> [Written task]
Transcribe the records that follow, preserving every word.

Dataset items:
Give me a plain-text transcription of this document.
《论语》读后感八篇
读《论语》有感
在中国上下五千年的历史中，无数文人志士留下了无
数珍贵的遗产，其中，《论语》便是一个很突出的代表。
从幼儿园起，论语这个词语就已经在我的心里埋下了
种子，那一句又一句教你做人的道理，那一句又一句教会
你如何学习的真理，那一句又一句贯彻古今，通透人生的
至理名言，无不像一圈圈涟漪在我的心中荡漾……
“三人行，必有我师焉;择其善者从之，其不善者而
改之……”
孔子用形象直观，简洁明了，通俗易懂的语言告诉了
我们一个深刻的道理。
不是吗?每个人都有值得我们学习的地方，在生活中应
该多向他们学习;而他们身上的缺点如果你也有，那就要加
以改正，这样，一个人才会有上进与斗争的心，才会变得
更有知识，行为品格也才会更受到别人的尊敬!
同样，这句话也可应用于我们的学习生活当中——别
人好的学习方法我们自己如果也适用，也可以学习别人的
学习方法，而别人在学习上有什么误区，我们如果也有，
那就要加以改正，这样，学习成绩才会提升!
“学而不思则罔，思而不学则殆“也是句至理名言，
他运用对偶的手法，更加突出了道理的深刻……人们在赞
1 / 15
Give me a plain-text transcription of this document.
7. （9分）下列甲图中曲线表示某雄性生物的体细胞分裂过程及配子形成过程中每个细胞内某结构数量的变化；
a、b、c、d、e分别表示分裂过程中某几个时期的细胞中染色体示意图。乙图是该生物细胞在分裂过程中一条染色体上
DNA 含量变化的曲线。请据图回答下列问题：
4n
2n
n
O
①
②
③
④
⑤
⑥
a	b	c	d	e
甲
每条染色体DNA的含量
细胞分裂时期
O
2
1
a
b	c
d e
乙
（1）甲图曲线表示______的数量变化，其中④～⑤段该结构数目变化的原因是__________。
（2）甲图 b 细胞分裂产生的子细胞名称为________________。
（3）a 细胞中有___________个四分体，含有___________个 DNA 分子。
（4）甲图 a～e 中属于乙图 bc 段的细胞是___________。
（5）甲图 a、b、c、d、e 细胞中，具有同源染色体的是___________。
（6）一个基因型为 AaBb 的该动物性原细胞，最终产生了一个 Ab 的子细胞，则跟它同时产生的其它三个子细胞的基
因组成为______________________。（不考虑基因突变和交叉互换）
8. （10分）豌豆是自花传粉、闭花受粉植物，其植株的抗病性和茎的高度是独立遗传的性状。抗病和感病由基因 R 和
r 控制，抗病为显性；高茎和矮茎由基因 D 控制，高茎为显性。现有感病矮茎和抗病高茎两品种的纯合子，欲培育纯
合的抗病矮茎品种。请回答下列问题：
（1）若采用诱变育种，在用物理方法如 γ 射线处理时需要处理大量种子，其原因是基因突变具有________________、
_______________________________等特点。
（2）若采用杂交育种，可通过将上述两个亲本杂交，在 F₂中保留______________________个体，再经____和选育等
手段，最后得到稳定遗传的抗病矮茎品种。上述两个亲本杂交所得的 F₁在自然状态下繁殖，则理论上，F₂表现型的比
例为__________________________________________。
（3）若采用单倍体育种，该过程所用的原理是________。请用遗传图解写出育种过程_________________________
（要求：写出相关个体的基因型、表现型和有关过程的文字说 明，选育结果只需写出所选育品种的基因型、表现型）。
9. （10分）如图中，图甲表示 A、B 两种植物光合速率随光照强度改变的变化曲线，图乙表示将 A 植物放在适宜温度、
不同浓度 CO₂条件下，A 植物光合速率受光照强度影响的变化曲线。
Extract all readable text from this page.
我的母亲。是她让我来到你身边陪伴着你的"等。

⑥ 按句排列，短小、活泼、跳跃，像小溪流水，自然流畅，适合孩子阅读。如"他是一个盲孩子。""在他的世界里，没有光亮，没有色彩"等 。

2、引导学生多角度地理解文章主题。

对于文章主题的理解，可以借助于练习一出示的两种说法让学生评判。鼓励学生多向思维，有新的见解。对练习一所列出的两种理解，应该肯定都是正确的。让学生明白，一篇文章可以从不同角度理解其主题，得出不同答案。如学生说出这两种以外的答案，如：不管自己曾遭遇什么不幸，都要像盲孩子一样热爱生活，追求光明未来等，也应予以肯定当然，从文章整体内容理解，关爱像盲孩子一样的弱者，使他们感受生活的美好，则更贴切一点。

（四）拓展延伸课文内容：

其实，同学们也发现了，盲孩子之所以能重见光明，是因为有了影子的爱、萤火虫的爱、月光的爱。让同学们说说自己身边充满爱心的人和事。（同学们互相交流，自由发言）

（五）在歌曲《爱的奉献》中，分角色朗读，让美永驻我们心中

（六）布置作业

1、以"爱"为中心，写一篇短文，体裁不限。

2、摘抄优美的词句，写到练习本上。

> [Expected answer]
Give me a plain-text transcription of this document.
《论语》读后感八篇
读《论语》有感
在中国上下五千年的历史中，无数文人志士留下了无
数珍贵的遗产，其中，《论语》便是一个很突出的代表。
从幼儿园起，论语这个词语就已经在我的心里埋下了
种子，那一句又一句教你做人的道理，那一句又一句教会
你如何学习的真理，那一句又一句贯彻古今，通透人生的
至理名言，无不像一圈圈涟漪在我的心中荡漾……
“三人行，必有我师焉;择其善者从之，其不善者而
改之……”
孔子用形象直观，简洁明了，通俗易懂的语言告诉了
我们一个深刻的道理。
不是吗?每个人都有值得我们学习的地方，在生活中应
该多向他们学习;而他们身上的缺点如果你也有，那就要加
以改正，这样，一个人才会有上进与斗争的心，才会变得
更有知识，行为品格也才会更受到别人的尊敬!
同样，这句话也可应用于我们的学习生活当中——别
人好的学习方法我们自己如果也适用，也可以学习别人的
学习方法，而别人在学习上有什么误区，我们如果也有，
那就要加以改正，这样，学习成绩才会提升!
“学而不思则罔，思而不学则殆“也是句至理名言，
他运用对偶的手法，更加突出了道理的深刻……人们在赞
1 / 15
Give me a plain-text transcription of this document.
7. （9分）下列甲图中曲线表示某雄性生物的体细胞分裂过程及配子形成过程中每个细胞内某结构数量的变化；
a、b、c、d、e分别表示分裂过程中某几个时期的细胞中染色体示意图。乙图是该生物细胞在分裂过程中一条染色体上
DNA 含量变化的曲线。请据图回答下列问题：
4n
2n
n
O
①
②
③
④
⑤
⑥
a	b	c	d	e
甲
每条染色体DNA的含量
细胞分裂时期
O
2
1
a
b	c
d e
乙
（1）甲图曲线表示______的数量变化，其中④～⑤段该结构数目变化的原因是__________。
（2）甲图 b 细胞分裂产生的子细胞名称为________________。
（3）a 细胞中有___________个四分体，含有___________个 DNA 分子。
（4）甲图 a～e 中属于乙图 bc 段的细胞是___________。
（5）甲图 a、b、c、d、e 细胞中，具有同源染色体的是___________。
（6）一个基因型为 AaBb 的该动物性原细胞，最终产生了一个 Ab 的子细胞，则跟它同时产生的其它三个子细胞的基
因组成为______________________。（不考虑基因突变和交叉互换）
8. （10分）豌豆是自花传粉、闭花受粉植物，其植株的抗病性和茎的高度是独立遗传的性状。抗病和感病由基因 R 和
r 控制，抗病为显性；高茎和矮茎由基因 D 控制，高茎为显性。现有感病矮茎和抗病高茎两品种的纯合子，欲培育纯
合的抗病矮茎品种。请回答下列问题：
（1）若采用诱变育种，在用物理方法如 γ 射线处理时需要处理大量种子，其原因是基因突变具有________________、
_______________________________等特点。
（2）若采用杂交育种，可通过将上述两个亲本杂交，在 F₂中保留______________________个体，再经____和选育等
手段，最后得到稳定遗传的抗病矮茎品种。上述两个亲本杂交所得的 F₁在自然状态下繁殖，则理论上，F₂表现型的比
例为__________________________________________。
（3）若采用单倍体育种，该过程所用的原理是________。请用遗传图解写出育种过程_________________________
（要求：写出相关个体的基因型、表现型和有关过程的文字说 明，选育结果只需写出所选育品种的基因型、表现型）。
9. （10分）如图中，图甲表示 A、B 两种植物光合速率随光照强度改变的变化曲线，图乙表示将 A 植物放在适宜温度、
不同浓度 CO₂条件下，A 植物光合速率受光照强度影响的变化曲线。
Extract all readable text from this page.
我的母亲。是她让我来到你身边陪伴着你的"等。

⑥ 按句排列，短小、活泼、跳跃，像小溪流水，自然流畅，适合孩子阅读。如"他是一个盲孩子。""在他的世界里，没有光亮，没有色彩"等 。

2、引导学生多角度地理解文章主题。

对于文章主题的理解，可以借助于练习一出示的两种说法让学生评判。鼓励学生多向思维，有新的见解。对练习一所列出的两种理解，应该肯定都是正确的。让学生明白，一篇文章可以从不同角度理解其主题，得出不同答案。如学生说出这两种以外的答案，如：不管自己曾遭遇什么不幸，都要像盲孩子一样热爱生活，追求光明未来等，也应予以肯定当然，从文章整体内容理解，关爱像盲孩子一样的弱者，使他们感受生活的美好，则更贴切一点。

（四）拓展延伸课文内容：

其实，同学们也发现了，盲孩子之所以能重见光明，是因为有了影子的爱、萤火虫的爱、月光的爱。让同学们说说自己身边充满爱心的人和事。（同学们互相交流，自由发言）

（五）在歌曲《爱的奉献》中，分角色朗读，让美永驻我们心中

（六）布置作业

1、以"爱"为中心，写一篇短文，体裁不限。

2、摘抄优美的词句，写到练习本上。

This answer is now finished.